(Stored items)
* START *

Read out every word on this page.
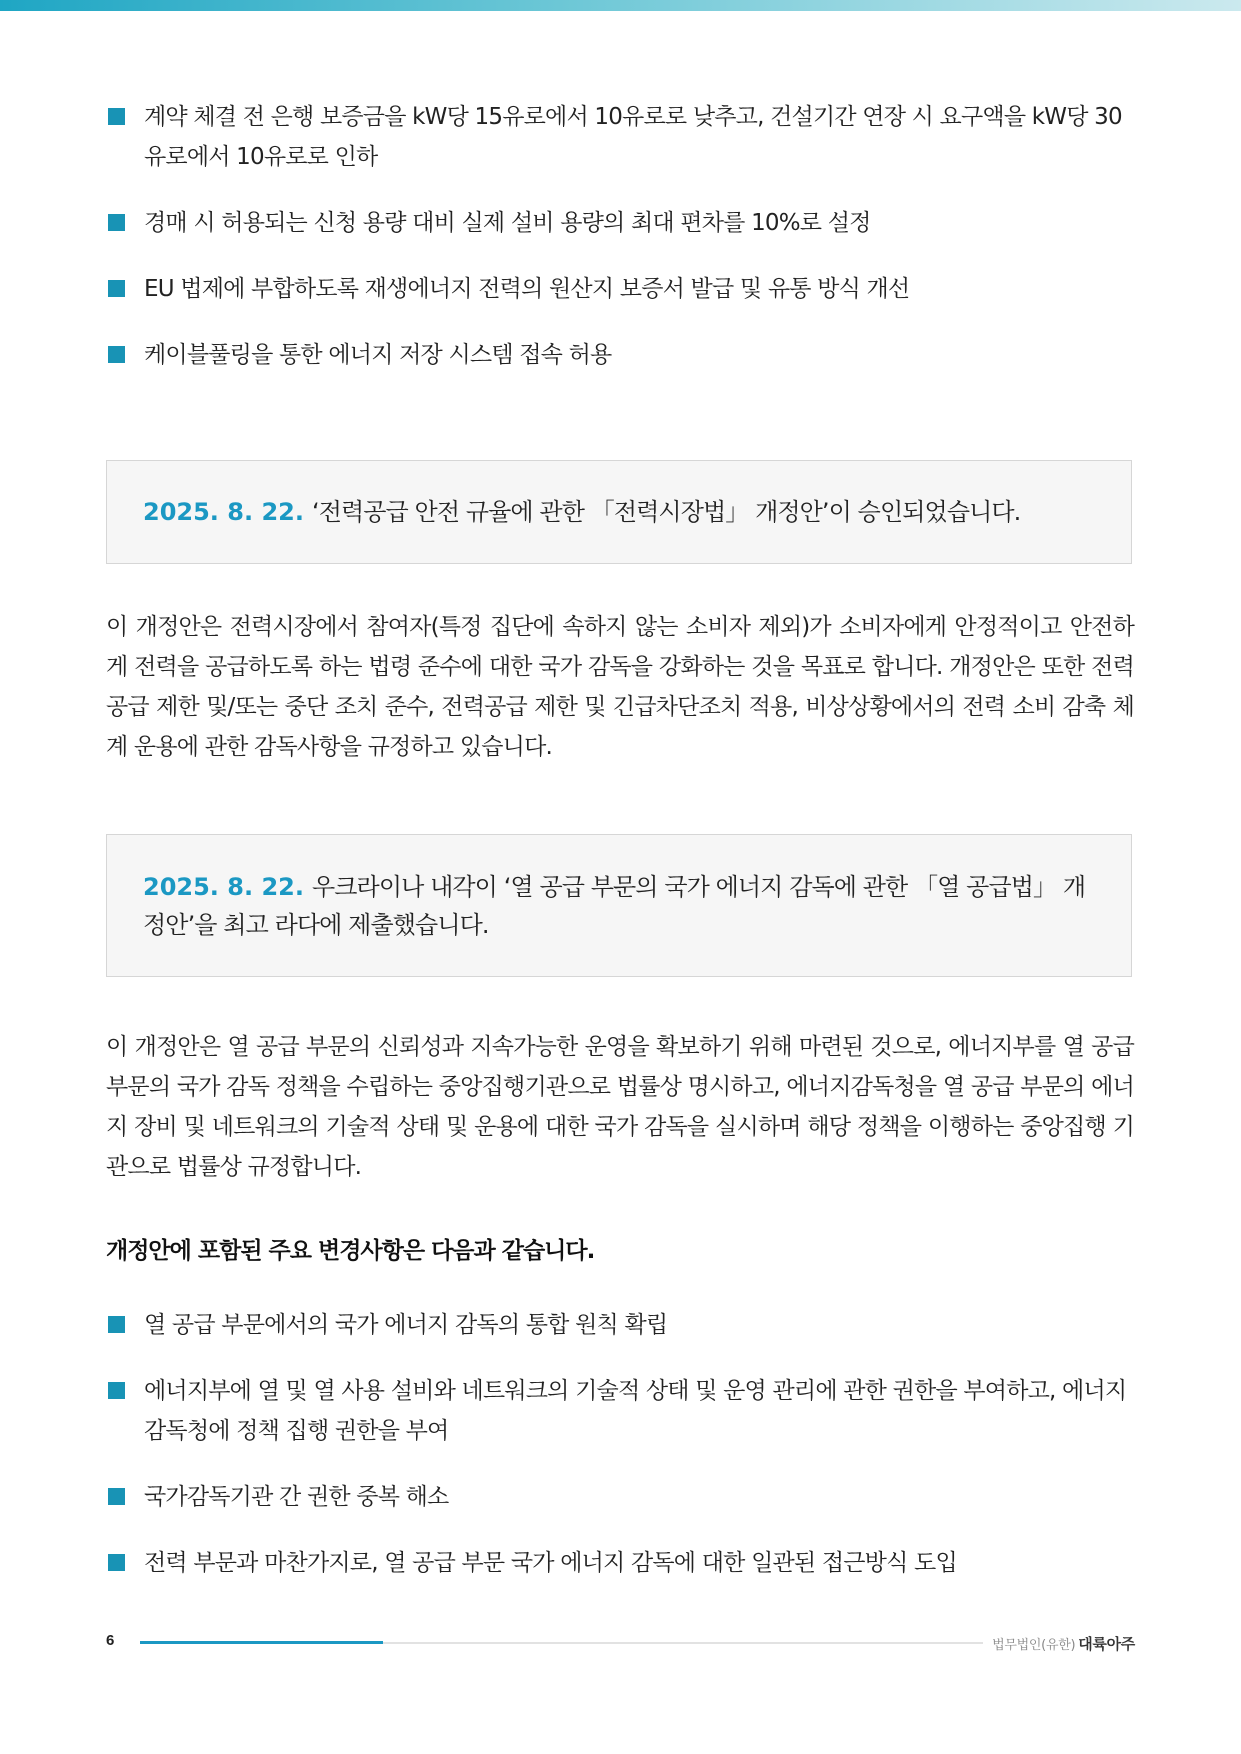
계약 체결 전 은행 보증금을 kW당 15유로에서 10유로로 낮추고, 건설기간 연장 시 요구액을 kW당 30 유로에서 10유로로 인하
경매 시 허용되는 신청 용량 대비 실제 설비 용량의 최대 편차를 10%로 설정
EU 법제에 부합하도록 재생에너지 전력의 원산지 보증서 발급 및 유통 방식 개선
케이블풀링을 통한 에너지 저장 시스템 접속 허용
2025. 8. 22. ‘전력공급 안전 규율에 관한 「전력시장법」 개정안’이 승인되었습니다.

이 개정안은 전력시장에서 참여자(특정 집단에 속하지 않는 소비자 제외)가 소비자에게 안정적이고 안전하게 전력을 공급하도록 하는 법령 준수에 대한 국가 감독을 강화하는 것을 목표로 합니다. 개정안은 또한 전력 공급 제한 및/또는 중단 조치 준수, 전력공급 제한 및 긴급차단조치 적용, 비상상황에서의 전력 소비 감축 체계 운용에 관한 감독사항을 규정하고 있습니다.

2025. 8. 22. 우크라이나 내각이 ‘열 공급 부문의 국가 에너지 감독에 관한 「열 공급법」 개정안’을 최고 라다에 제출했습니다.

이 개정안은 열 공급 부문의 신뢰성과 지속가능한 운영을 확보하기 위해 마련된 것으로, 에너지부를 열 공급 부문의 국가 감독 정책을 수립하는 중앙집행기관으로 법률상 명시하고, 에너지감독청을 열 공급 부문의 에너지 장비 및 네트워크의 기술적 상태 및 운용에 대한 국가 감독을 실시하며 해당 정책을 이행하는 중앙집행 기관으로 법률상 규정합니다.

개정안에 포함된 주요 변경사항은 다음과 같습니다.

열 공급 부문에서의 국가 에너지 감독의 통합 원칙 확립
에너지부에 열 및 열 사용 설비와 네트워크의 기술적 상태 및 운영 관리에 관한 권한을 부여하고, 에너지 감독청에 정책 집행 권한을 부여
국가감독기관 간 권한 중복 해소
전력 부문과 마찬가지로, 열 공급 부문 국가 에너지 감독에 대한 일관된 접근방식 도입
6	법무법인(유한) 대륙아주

* END *

- Work required
In the entries above, count each line with "전력공급"; reply with the total only.

- Correct output
2